* Stored data
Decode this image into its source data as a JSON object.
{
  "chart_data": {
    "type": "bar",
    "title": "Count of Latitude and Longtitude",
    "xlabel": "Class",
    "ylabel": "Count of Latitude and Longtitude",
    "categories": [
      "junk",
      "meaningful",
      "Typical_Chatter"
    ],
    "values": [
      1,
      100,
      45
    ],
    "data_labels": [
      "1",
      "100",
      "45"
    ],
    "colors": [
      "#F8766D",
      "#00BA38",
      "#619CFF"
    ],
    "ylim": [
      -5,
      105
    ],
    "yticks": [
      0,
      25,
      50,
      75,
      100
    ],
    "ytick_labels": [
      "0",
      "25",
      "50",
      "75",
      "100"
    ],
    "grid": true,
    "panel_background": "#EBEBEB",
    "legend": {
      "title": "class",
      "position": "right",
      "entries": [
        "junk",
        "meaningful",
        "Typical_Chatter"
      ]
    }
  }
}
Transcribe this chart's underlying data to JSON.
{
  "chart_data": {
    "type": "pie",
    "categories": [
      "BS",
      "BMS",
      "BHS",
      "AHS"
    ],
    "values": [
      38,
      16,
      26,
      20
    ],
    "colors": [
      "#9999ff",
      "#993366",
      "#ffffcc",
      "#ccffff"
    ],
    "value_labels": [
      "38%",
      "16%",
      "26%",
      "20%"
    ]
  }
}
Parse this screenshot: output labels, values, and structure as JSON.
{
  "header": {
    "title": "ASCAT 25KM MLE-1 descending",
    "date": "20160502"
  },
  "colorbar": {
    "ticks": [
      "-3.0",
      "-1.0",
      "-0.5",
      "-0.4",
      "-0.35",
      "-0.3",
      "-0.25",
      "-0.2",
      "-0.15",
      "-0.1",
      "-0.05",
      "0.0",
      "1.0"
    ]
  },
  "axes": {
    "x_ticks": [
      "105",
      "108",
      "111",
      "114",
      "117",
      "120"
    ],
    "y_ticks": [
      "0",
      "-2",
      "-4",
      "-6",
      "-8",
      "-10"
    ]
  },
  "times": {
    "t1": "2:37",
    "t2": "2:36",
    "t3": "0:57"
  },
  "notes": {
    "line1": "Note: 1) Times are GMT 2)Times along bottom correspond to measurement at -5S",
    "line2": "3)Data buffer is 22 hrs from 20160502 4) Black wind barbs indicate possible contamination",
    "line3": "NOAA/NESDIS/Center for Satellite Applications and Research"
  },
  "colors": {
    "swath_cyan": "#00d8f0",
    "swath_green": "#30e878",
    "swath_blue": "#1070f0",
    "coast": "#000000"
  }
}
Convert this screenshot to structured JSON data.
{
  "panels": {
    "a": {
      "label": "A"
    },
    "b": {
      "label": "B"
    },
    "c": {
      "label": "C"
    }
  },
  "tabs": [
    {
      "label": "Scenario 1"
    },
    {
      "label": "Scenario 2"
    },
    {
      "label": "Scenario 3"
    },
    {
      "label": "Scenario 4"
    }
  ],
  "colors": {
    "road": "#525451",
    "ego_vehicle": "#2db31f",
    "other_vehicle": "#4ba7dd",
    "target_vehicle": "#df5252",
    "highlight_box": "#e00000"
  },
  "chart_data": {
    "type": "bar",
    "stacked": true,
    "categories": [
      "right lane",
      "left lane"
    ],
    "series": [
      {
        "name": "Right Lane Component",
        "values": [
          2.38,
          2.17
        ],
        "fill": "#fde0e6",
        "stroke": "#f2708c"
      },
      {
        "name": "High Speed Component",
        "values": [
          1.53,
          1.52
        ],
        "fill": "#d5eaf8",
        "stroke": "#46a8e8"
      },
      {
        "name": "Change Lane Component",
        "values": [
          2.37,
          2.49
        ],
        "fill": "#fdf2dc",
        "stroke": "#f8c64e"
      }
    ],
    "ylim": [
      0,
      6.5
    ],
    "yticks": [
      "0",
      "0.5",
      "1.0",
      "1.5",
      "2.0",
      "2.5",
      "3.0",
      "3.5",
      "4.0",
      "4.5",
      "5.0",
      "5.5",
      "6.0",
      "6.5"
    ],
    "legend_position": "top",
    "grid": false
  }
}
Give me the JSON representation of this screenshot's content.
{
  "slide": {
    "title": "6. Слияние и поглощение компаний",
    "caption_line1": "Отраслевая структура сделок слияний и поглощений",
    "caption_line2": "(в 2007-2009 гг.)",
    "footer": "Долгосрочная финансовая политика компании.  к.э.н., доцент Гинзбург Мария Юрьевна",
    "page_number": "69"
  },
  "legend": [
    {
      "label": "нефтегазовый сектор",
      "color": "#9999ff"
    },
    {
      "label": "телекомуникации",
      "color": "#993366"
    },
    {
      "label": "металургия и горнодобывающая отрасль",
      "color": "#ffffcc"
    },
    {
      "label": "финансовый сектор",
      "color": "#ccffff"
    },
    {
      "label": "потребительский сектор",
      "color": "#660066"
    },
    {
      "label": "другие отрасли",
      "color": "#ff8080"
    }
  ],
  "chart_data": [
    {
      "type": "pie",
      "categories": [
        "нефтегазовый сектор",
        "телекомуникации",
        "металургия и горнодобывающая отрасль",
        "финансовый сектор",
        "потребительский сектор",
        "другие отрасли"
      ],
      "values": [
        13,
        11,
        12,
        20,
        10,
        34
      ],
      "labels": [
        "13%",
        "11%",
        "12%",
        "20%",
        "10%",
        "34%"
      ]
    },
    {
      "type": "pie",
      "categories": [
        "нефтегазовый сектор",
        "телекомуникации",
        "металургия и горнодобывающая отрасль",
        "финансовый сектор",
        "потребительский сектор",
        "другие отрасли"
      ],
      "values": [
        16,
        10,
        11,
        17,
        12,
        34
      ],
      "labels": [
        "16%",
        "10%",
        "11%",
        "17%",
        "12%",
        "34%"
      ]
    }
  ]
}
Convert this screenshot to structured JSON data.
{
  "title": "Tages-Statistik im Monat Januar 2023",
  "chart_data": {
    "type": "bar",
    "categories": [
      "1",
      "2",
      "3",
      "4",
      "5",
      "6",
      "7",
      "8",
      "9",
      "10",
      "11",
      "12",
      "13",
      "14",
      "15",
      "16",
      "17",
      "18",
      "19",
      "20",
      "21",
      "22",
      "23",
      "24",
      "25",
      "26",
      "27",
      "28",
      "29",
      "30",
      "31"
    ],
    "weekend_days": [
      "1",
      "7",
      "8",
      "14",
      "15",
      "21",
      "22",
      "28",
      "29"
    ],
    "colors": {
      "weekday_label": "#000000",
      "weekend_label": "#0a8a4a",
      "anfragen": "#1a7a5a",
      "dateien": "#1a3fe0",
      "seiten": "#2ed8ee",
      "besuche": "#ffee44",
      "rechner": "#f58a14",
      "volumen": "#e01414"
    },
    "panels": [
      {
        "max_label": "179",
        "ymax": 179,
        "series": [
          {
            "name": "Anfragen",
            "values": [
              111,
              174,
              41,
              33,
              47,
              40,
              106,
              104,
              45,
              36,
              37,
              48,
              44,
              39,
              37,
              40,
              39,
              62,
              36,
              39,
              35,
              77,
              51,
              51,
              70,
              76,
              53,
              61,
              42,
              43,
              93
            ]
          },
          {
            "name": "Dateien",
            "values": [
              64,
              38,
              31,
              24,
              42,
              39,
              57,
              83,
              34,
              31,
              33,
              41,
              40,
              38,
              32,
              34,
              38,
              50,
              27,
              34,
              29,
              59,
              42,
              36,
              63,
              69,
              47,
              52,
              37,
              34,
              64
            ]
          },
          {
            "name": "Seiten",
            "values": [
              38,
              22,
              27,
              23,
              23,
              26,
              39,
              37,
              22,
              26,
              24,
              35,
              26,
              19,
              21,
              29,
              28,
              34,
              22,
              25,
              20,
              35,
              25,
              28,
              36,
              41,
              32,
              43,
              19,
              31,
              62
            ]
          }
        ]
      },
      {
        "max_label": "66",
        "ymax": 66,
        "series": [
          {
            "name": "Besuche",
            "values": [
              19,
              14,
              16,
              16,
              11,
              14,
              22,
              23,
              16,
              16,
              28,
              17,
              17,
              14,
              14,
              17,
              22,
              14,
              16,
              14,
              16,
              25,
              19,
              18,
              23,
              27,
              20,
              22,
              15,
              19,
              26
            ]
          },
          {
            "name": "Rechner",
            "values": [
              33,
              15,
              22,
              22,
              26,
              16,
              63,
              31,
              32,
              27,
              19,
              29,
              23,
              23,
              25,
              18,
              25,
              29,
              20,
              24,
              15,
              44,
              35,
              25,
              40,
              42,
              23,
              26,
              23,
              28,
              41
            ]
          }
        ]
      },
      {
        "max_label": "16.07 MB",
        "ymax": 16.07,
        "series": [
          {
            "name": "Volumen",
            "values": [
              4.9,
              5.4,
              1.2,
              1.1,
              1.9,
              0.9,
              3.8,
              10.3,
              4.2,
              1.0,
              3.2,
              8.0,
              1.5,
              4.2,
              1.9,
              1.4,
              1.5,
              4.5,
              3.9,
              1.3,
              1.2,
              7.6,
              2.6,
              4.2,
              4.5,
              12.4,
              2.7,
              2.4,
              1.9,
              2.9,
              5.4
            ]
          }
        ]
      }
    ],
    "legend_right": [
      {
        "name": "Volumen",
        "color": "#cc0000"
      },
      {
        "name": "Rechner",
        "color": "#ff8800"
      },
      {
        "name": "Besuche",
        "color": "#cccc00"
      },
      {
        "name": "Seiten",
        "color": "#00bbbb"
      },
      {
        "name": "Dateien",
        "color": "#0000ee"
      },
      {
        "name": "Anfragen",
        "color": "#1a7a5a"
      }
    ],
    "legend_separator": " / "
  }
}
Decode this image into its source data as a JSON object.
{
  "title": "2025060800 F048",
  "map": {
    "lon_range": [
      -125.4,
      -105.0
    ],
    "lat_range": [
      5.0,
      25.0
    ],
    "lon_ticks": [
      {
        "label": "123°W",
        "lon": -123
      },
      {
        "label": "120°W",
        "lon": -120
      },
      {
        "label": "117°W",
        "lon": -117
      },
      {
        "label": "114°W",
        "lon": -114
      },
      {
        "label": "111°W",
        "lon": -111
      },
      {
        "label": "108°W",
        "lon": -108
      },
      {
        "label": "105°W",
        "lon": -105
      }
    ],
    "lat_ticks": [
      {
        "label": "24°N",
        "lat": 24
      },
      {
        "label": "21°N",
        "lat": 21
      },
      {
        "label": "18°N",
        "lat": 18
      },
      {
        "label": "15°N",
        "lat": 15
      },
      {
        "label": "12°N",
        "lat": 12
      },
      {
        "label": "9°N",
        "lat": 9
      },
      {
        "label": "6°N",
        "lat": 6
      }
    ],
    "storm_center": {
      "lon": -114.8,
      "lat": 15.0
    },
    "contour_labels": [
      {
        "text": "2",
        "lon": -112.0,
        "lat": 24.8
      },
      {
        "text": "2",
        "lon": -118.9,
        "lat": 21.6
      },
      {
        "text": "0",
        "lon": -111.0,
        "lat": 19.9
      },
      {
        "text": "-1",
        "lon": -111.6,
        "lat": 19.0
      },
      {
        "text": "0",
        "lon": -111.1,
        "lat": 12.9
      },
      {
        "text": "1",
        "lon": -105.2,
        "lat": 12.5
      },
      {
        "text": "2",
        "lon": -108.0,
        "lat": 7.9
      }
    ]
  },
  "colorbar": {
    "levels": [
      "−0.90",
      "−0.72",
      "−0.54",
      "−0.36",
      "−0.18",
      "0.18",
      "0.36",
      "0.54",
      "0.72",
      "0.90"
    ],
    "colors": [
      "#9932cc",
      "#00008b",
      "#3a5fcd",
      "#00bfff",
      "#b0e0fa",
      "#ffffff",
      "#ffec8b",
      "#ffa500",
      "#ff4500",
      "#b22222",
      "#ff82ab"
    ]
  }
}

* What needs to be done
Where a line above includes "JSON", copy that line.

* In response
Decode this image into its source data as a JSON object.
Transcribe this chart's underlying data to JSON.
Parse this screenshot: output labels, values, and structure as JSON.
Convert this screenshot to structured JSON data.
Give me the JSON representation of this screenshot's content.
Convert this screenshot to structured JSON data.
Decode this image into its source data as a JSON object.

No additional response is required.